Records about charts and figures
--- begin ---

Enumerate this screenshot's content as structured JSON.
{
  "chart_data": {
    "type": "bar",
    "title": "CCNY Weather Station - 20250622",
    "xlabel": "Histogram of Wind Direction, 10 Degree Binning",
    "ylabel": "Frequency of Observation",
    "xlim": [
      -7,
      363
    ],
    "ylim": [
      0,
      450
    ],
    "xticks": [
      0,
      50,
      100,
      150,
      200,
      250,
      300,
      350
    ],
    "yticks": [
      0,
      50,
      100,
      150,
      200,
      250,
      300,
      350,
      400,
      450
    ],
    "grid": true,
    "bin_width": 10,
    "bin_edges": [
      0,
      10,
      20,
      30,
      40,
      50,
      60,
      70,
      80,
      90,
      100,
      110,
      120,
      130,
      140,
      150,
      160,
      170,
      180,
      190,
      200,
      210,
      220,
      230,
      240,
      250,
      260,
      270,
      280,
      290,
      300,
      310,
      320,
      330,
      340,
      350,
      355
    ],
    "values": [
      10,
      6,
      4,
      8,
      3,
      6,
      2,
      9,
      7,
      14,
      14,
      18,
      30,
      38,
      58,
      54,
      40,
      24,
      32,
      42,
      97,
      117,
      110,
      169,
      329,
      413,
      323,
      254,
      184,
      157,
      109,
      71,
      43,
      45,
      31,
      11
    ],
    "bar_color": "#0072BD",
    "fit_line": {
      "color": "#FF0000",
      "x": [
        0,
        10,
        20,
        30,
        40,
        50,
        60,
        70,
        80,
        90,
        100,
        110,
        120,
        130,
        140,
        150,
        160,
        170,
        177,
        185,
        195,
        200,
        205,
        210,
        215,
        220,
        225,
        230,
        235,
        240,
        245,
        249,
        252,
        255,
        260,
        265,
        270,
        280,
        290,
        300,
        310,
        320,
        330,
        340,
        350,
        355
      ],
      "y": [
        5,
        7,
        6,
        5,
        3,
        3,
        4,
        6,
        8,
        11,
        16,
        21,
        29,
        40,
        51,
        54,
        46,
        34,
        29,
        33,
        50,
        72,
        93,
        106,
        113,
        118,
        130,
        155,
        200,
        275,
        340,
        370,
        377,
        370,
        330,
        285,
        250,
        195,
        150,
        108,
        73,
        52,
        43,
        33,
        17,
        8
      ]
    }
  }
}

--- end ---

## WORK TO COMPLETE
Every entry in the listing must be retyped exactly.

## COMPLETE OUTPUT
Enumerate this screenshot's content as structured JSON.
{
  "chart_data": {
    "type": "bar",
    "title": "CCNY Weather Station - 20250622",
    "xlabel": "Histogram of Wind Direction, 10 Degree Binning",
    "ylabel": "Frequency of Observation",
    "xlim": [
      -7,
      363
    ],
    "ylim": [
      0,
      450
    ],
    "xticks": [
      0,
      50,
      100,
      150,
      200,
      250,
      300,
      350
    ],
    "yticks": [
      0,
      50,
      100,
      150,
      200,
      250,
      300,
      350,
      400,
      450
    ],
    "grid": true,
    "bin_width": 10,
    "bin_edges": [
      0,
      10,
      20,
      30,
      40,
      50,
      60,
      70,
      80,
      90,
      100,
      110,
      120,
      130,
      140,
      150,
      160,
      170,
      180,
      190,
      200,
      210,
      220,
      230,
      240,
      250,
      260,
      270,
      280,
      290,
      300,
      310,
      320,
      330,
      340,
      350,
      355
    ],
    "values": [
      10,
      6,
      4,
      8,
      3,
      6,
      2,
      9,
      7,
      14,
      14,
      18,
      30,
      38,
      58,
      54,
      40,
      24,
      32,
      42,
      97,
      117,
      110,
      169,
      329,
      413,
      323,
      254,
      184,
      157,
      109,
      71,
      43,
      45,
      31,
      11
    ],
    "bar_color": "#0072BD",
    "fit_line": {
      "color": "#FF0000",
      "x": [
        0,
        10,
        20,
        30,
        40,
        50,
        60,
        70,
        80,
        90,
        100,
        110,
        120,
        130,
        140,
        150,
        160,
        170,
        177,
        185,
        195,
        200,
        205,
        210,
        215,
        220,
        225,
        230,
        235,
        240,
        245,
        249,
        252,
        255,
        260,
        265,
        270,
        280,
        290,
        300,
        310,
        320,
        330,
        340,
        350,
        355
      ],
      "y": [
        5,
        7,
        6,
        5,
        3,
        3,
        4,
        6,
        8,
        11,
        16,
        21,
        29,
        40,
        51,
        54,
        46,
        34,
        29,
        33,
        50,
        72,
        93,
        106,
        113,
        118,
        130,
        155,
        200,
        275,
        340,
        370,
        377,
        370,
        330,
        285,
        250,
        195,
        150,
        108,
        73,
        52,
        43,
        33,
        17,
        8
      ]
    }
  }
}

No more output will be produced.